**Task statement:**
Find every line in the records below that contains the word "οδοστρώματος", and copy each such line.

Records from a collection:
┌──

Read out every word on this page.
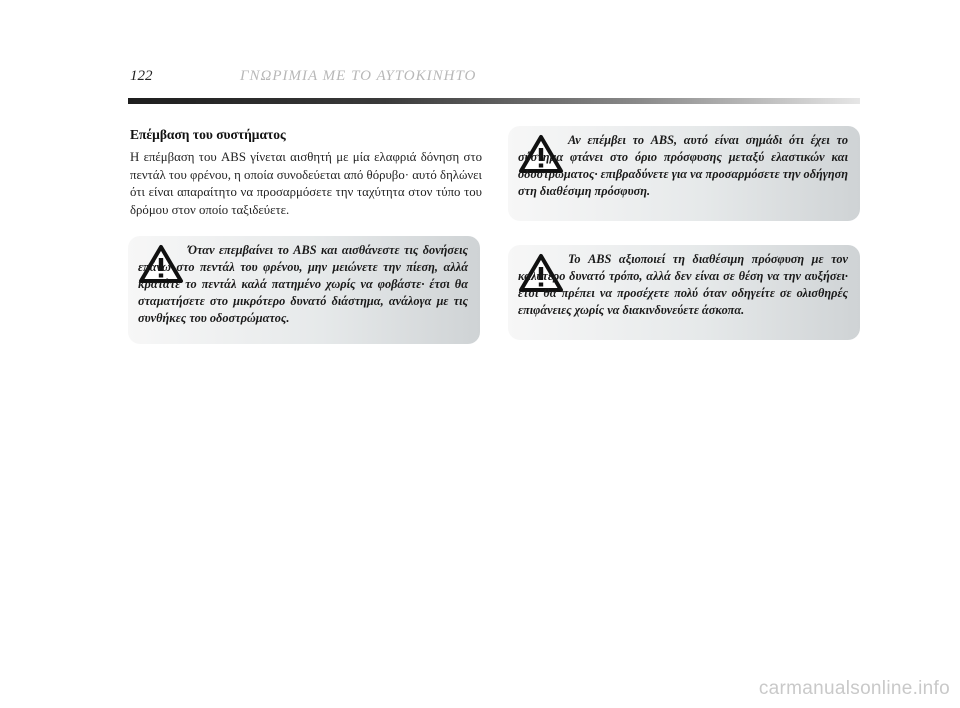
122	ΓΝΩΡΙΜΙΑ ΜΕ ΤΟ ΑΥΤΟΚΙΝΗΤΟ
Επέμβαση του συστήματος
Η επέμβαση του ABS γίνεται αισθητή με μία ελαφριά δόνηση στο πεντάλ του φρένου, η οποία συνοδεύεται από θόρυβο· αυτό δηλώνει ότι είναι απαραίτητο να προσαρμόσετε την ταχύτητα στον τύπο του δρόμου στον οποίο ταξιδεύετε.
Όταν επεμβαίνει το ABS και αισθάνεστε τις δονήσεις επάνω στο πεντάλ του φρένου, μην μειώνετε την πίεση, αλλά κρατάτε το πεντάλ καλά πατημένο χωρίς να φοβάστε· έτσι θα σταματήσετε στο μικρότερο δυνατό διάστημα, ανάλογα με τις συνθήκες του οδοστρώματος.
Αν επέμβει το ABS, αυτό είναι σημάδι ότι έχει το σύστημα φτάνει στο όριο πρόσφυσης μεταξύ ελαστικών και οδοστρώματος· επιβραδύνετε για να προσαρμόσετε την οδήγηση στη διαθέσιμη πρόσφυση.
Το ABS αξιοποιεί τη διαθέσιμη πρόσφυση με τον καλύτερο δυνατό τρόπο, αλλά δεν είναι σε θέση να την αυξήσει· έτσι θα πρέπει να προσέχετε πολύ όταν οδηγείτε σε ολισθηρές επιφάνειες χωρίς να διακινδυνεύετε άσκοπα.
carmanualsonline.info
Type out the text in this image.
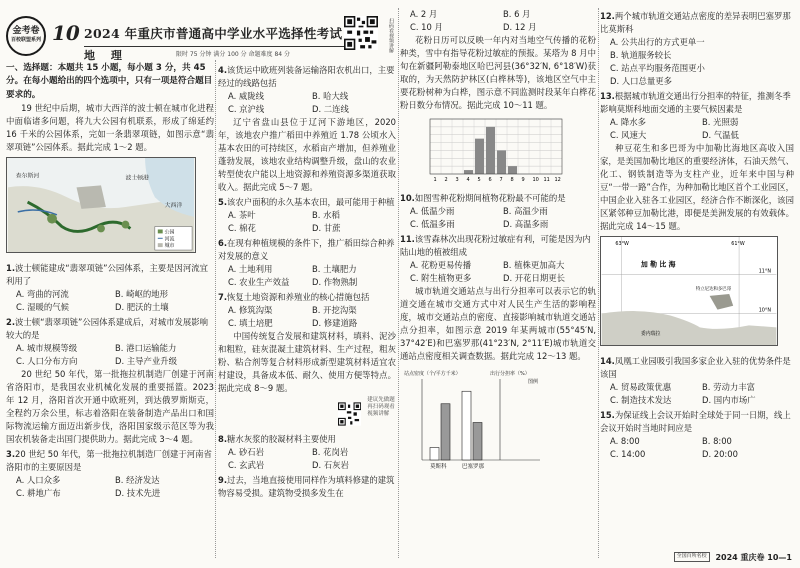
金考卷
百校联盟系列 10 2024 年重庆市普通高中学业水平选择性考试	扫码看视频讲解
地 理	限时 75 分钟 满分 100 分 命题难度 84 分
一、选择题：本题共 15 小题，每小题 3 分，共 45 分。在每小题给出的四个选项中，只有一项是符合题目要求的。
19 世纪中后期，城市大西洋的波士顿在城市化进程中面临诸多问题，将九大公园有机联系，形成了绵延约 16 千米的公园体系，完如一条翡翠项链，如图示意“翡翠项链”公园体系。据此完成 1～2 题。
查尔斯河	波士顿港
大西洋
公园
河流
城市
1.波士顿能建成“翡翠项链”公园体系，主要是因河流宜利用了
A. 弯曲的河流	B. 崎岖的地形
C. 湿暖的气候	D. 肥沃的土壤
2.波士顿“翡翠项链”公园体系建成后，对城市发展影响较大的是
A. 城市规模等级	B. 港口运输能力
C. 人口分布方向	D. 主导产业升级
20 世纪 50 年代，第一批拖拉机制造厂创建于河南省洛阳市，是我国农业机械化发展的重要摇篮。2023 年 12 月，洛阳首次开通中欧班列，到达俄罗斯斯克，全程约万余公里，标志着洛阳在装备制造产品出口和国际物流运输方面迈出新步伐，洛阳国家级示范区等为我国农机装备走出国门提供助力。据此完成 3～4 题。
3.20 世纪 50 年代，第一批拖拉机制造厂创建于河南省洛阳市的主要原因是
A. 人口众多	B. 经济发达
C. 耕地广布	D. 技术先进
4.该货运中欧班列装备运输洛阳农机出口，主要经过的线路包括
A. 威陇线	B. 哈大线
C. 京沪线	D. 二连线
辽宁省盘山县位于辽河下游地区，2020 年，该地农户推广稻田中养殖近 1.78 公顷水入基本农田的可持续区，水稻亩产增加，但养殖业蓬勃发展，该地农业结构调整升级，盘山的农业转型使农户能以上地资源和养殖资源多渠道获取收入。据此完成 5～7 题。
5.该农户面积的永久基本农田，最可能用于种植
A. 茶叶	B. 水稻
C. 棉花	D. 甘蔗
6.在现有种植规模的条件下，推广稻田综合种养对发展的意义
A. 土地利用	B. 土壤肥力
C. 农业生产效益	D. 作物熟制
7.恢复土地资源和养殖业的核心措施包括
A. 修筑沟渠	B. 开挖沟渠
C. 填土培肥	D. 修建道路
中国传统复合发展和建筑材料，填料、泥沙和粗粒，硅灰混凝土建筑材料、生产过程，粗灰粉、粘合剂等复合材料形成新型建筑材料适宜农村建设，具备成本低、耐久、使用方便等特点。据此完成 8～9 题。
建议先做题再扫码观看视频讲解
8.糖水灰浆的胶凝材料主要使用
A. 砂石岩	B. 花岗岩
C. 玄武岩	D. 石灰岩
9.过去，当地直接使用同样作为填料修建的建筑物容易受损。建筑物受损多发生在
A. 2 月	B. 6 月
C. 10 月	D. 12 月
花粉日历可以反映一年内对当地空气传播的花粉种类，雪中有指导花粉过敏症的预报。某塔为 8 月中旬在新疆阿勒泰地区哈巴河县(36°32′N, 6°18′W)获取的，为天然防护林区(白桦林等)，该地区空气中主要花粉树种为白桦，图示意不同监测时段某年白桦花粉日数分布情况。据此完成 10～11 题。
1 2 3 4 5 6 7 8 9 10 11 12
10.如图雪种花粉期间植物花粉最不可能的是
A. 低温少雨	B. 高温少雨
C. 低温多雨	D. 高温多雨
11.该雪森林次出现花粉过敏症有利，可能是因为内陆山地的植被组成
A. 花粉更易传播	B. 植株更加高大
C. 附生植物更多	D. 开花日期更长
城市轨道交通站点与出行分担率可以表示它的轨道交通在城市交通方式中对人民生产生活的影响程度，城市交通站点的密度、直接影响城市轨道交通站点分担率，如图示意 2019 年某两城市(55°45′N, 37°42′E)和巴塞罗那(41°23′N, 2°11′E)城市轨道交通站点密度相关调查数据。据此完成 12～13 题。
站点密度（个/平方千米）	出行分担率（%）
图例
莫斯科	巴塞罗那
12.两个城市轨道交通站点密度的差异表明巴塞罗那比莫斯科
A. 公共出行的方式更单一
B. 轨道服务较长
C. 站点平均服务范围更小
D. 人口总量更多
13.根据城市轨道交通出行分担率的特征，推测冬季影响莫斯科地面交通的主要气候因素是
A. 降水多	B. 光照弱
C. 风速大	D. 气温低
种豆花生和多巴哥为中加勒比海地区高收入国家，是美国加勒比地区的重要经济体，石油天然气、化工、钢铁制造等为支柱产业，近年来中国与种豆“一带一路”合作，为种加勒比地区首个工业园区，中国企业入驻各工业园区，经济合作不断深化，该园区紧邻种豆加勒比港，即便是美洲发展的有效载体。据此完成 14～15 题。
63°W	61°W
加 勒 比 海
特立尼达和多巴哥
11°N
10°N
委内瑞拉
14.凤凰工业园吸引我国多家企业入驻的优势条件是该国
A. 贸易政策优惠	B. 劳动力丰富
C. 制造技术发达	D. 国内市场广
15.为保证线上会议开始时全球处于同一日期，线上会议开始时当地时间应是
A. 8:00	B. 8:00
C. 14:00	D. 20:00
全国百所名校 2024 重庆卷 10—1
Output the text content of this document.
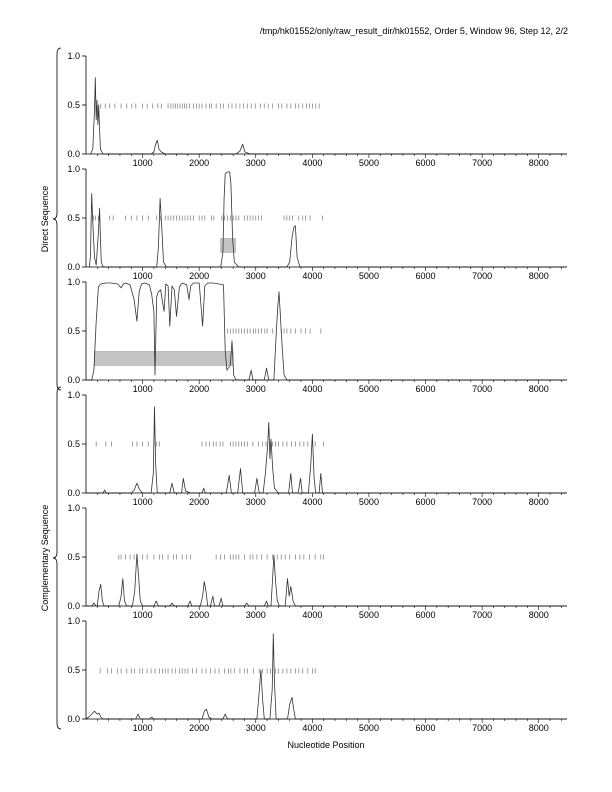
/tmp/hk01552/only/raw_result_dir/hk01552, Order 5, Window 96, Step 12, 2/2
0.0
0.5
1.0
1000	2000	3000	4000	5000	6000	7000	8000
0.0
0.5
1.0
1000	2000	3000	4000	5000	6000	7000	8000
0.0
0.5
1.0
1000	2000	3000	4000	5000	6000	7000	8000
0.0
0.5
1.0
1000	2000	3000	4000	5000	6000	7000	8000
0.0
0.5
1.0
1000	2000	3000	4000	5000	6000	7000	8000
0.0
0.5
1.0
1000	2000	3000	4000	5000	6000	7000	8000
Direct Sequence
Complementary Sequence
Nucleotide Position
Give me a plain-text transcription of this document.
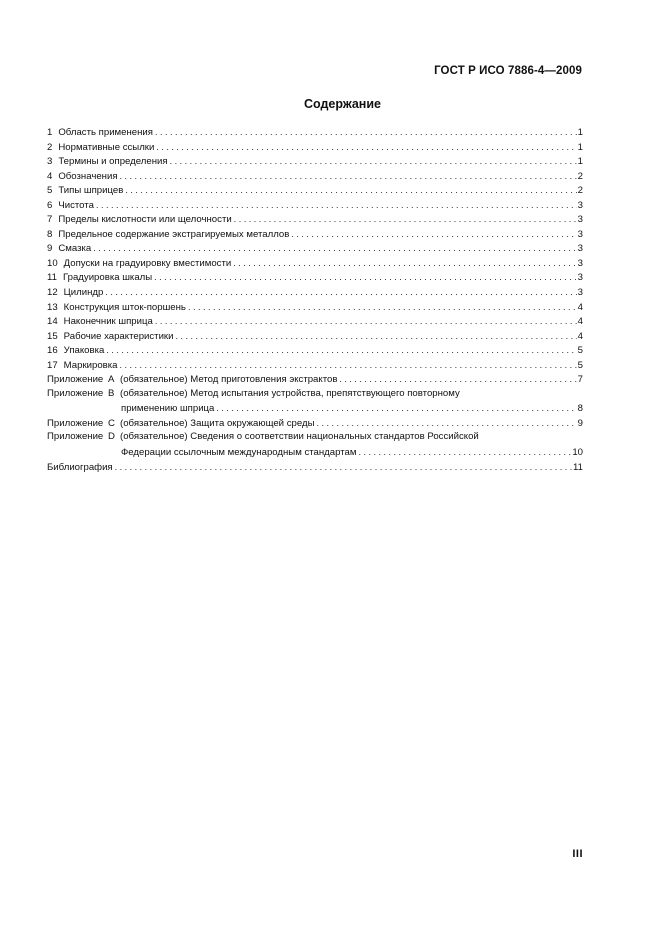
ГОСТ Р ИСО 7886-4—2009
Содержание
1 Область применения . . .	1
2 Нормативные ссылки . . .	1
3 Термины и определения . . .	1
4 Обозначения . . .	2
5 Типы шприцев . . .	2
6 Чистота . . .	3
7 Пределы кислотности или щелочности . . .	3
8 Предельное содержание экстрагируемых металлов . . .	3
9 Смазка . . .	3
10 Допуски на градуировку вместимости . . .	3
11 Градуировка шкалы . . .	3
12 Цилиндр . . .	3
13 Конструкция шток-поршень . . .	4
14 Наконечник шприца . . .	4
15 Рабочие характеристики . . .	4
16 Упаковка . . .	5
17 Маркировка . . .	5
Приложение A (обязательное) Метод приготовления экстрактов . . .	7
Приложение B (обязательное) Метод испытания устройства, препятствующего повторному
применению шприца . . .	8
Приложение C (обязательное) Защита окружающей среды . . .	9
Приложение D (обязательное) Сведения о соответствии национальных стандартов Российской
Федерации ссылочным международным стандартам . . .	10
Библиография . . .	11
III
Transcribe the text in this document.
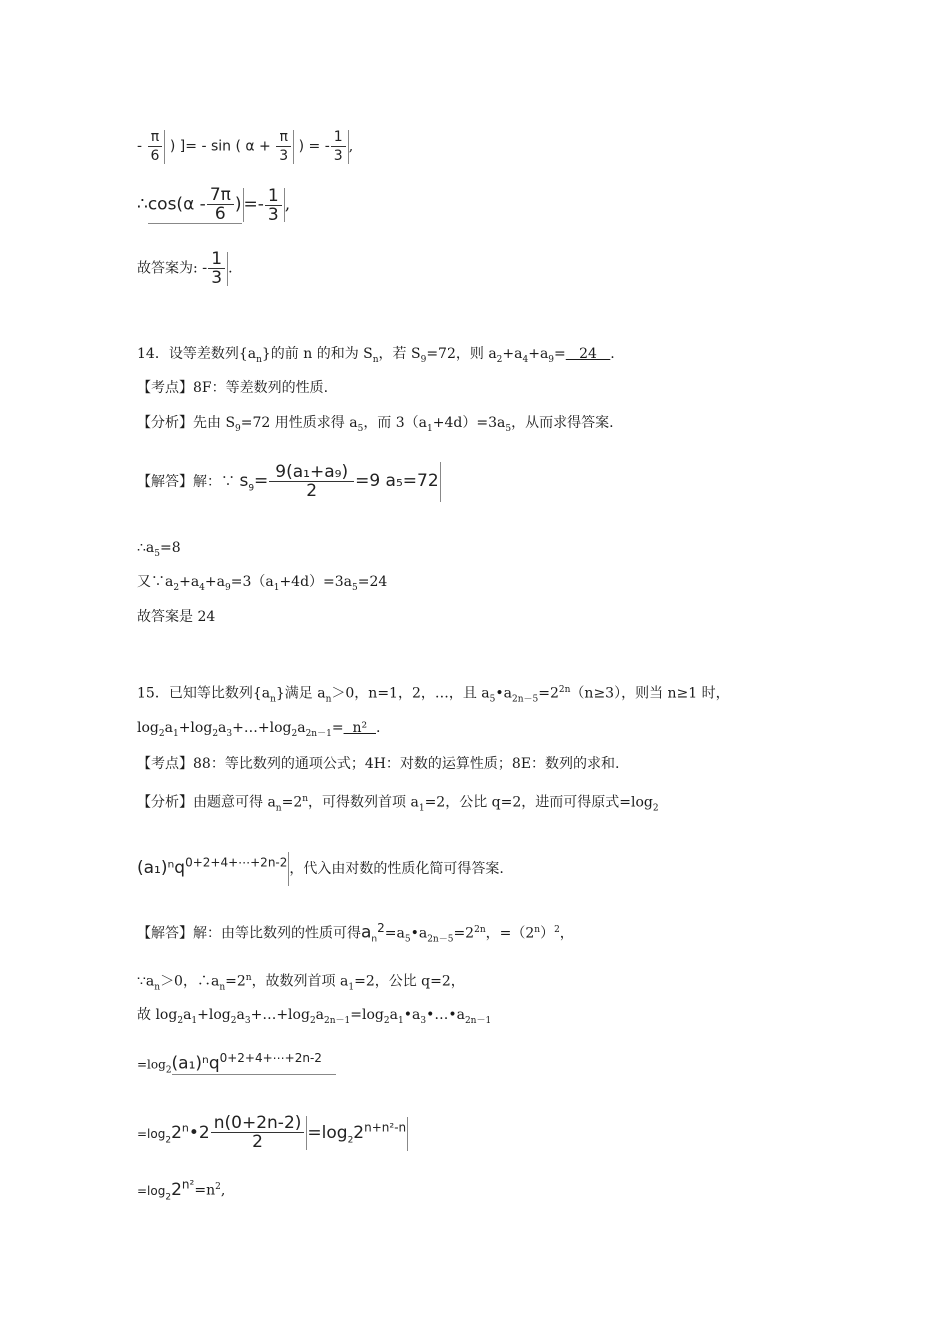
- $\frac{\pi}{6}$ ) ]= - sin ( $\alpha + \frac{\pi}{3}$ ) = - $\frac{1}{3}$ ,
∴cos(α - $\frac{7\pi}{6}$ ) =- $\frac{1}{3}$ ,
故答案为: - $\frac{1}{3}$ .
14．设等差数列$\{a_n\}$的前 n 的和为 $S_n$，若 $S_9=72$，则 $a_2+a_4+a_9= 24$   .
【考点】8F：等差数列的性质.
【分析】先由 $S_9=72$ 用性质求得 $a_5$，而 $3(a_1+4d)=3a_5$，从而求得答案.
【解答】解：∵ $s_9= \frac{\text{9(a₁+a₉)}}{2} =9$ a₅=72
$\therefore a_5=8$
又$\because a_2+a_4+a_9=3(a_1+4d)=3a_5=24$
故答案是 24
15．已知等比数列$\{a_n\}$满足 $a_n>0$，n=1，2，…，且 $a_5•a_{2n-5}=2^{2n}(n\ge 3)$，则当 n≥1 时，
$\log_2a_1+\log_2a_3+\dots+\log_2a_{2n-1}= n^2$  .
【考点】88：等比数列的通项公式；4H：对数的运算性质；8E：数列的求和.
【分析】由题意可得 $a_n=2^n$，可得数列首项 $a_1=2$，公比 q=2，进而可得原式$=\log_2$
(a₁)ⁿq$^{0+2+4+\cdots+2n-2}$ ，代入由对数的性质化简可得答案.
【解答】解：由等比数列的性质可得$a_n^2=a_5•a_{2n-5}=2^{2n}$，$=(2^n)^2$，
$\because a_n>0$，$\therefore a_n=2^n$，故数列首项 $a_1=2$，公比 q=2，
故 $\log_2a_1+\log_2a_3+\dots+\log_2a_{2n-1}=\log_2a_1•a_3•\dots•a_{2n-1}$
$=\log_2(a_1)^nq^{0+2+4+\cdots+2n-2}$
$=\log_22^n•2 \frac{n(0+2n-2)}{2} =\log_22^{n+n^2-n}$
$=\log_22^{n^2}=n^2$,
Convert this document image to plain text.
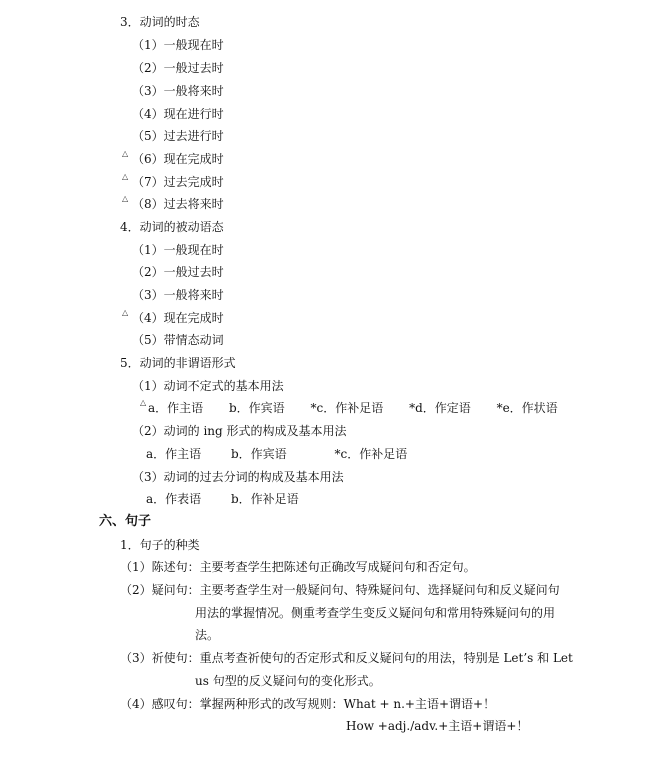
3．动词的时态
（1）一般现在时
（2）一般过去时
（3）一般将来时
（4）现在进行时
（5）过去进行时
△ （6）现在完成时
△ （7）过去完成时
△ （8）过去将来时
4．动词的被动语态
（1）一般现在时
（2）一般过去时
（3）一般将来时
△ （4）现在完成时
（5）带情态动词
5．动词的非谓语形式
（1）动词不定式的基本用法
△ a．作主语 b．作宾语 *c．作补足语 *d．作定语 *e．作状语
（2）动词的 ing 形式的构成及基本用法
a．作主语 b．作宾语	*c．作补足语
（3）动词的过去分词的构成及基本用法
a．作表语 b．作补足语
六、句子
1．句子的种类
（1）陈述句：主要考查学生把陈述句正确改写成疑问句和否定句。
（2）疑问句：主要考查学生对一般疑问句、特殊疑问句、选择疑问句和反义疑问句
用法的掌握情况。侧重考查学生变反义疑问句和常用特殊疑问句的用
法。
（3）祈使句：重点考查祈使句的否定形式和反义疑问句的用法，特别是 Let’s 和 Let
us 句型的反义疑问句的变化形式。
（4）感叹句：掌握两种形式的改写规则：What + n.+主语+谓语+！
How +adj./adv.+主语+谓语+！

└──

**Output for this exercise:**
Όταν επεμβαίνει το ABS και αισθάνεστε τις δονήσεις επάνω στο πεντάλ του φρένου, μην μειώνετε την πίεση, αλλά κρατάτε το πεντάλ καλά πατημένο χωρίς να φοβάστε· έτσι θα σταματήσετε στο μικρότερο δυνατό διάστημα, ανάλογα με τις συνθήκες του οδοστρώματος.
Αν επέμβει το ABS, αυτό είναι σημάδι ότι έχει το σύστημα φτάνει στο όριο πρόσφυσης μεταξύ ελαστικών και οδοστρώματος· επιβραδύνετε για να προσαρμόσετε την οδήγηση στη διαθέσιμη πρόσφυση.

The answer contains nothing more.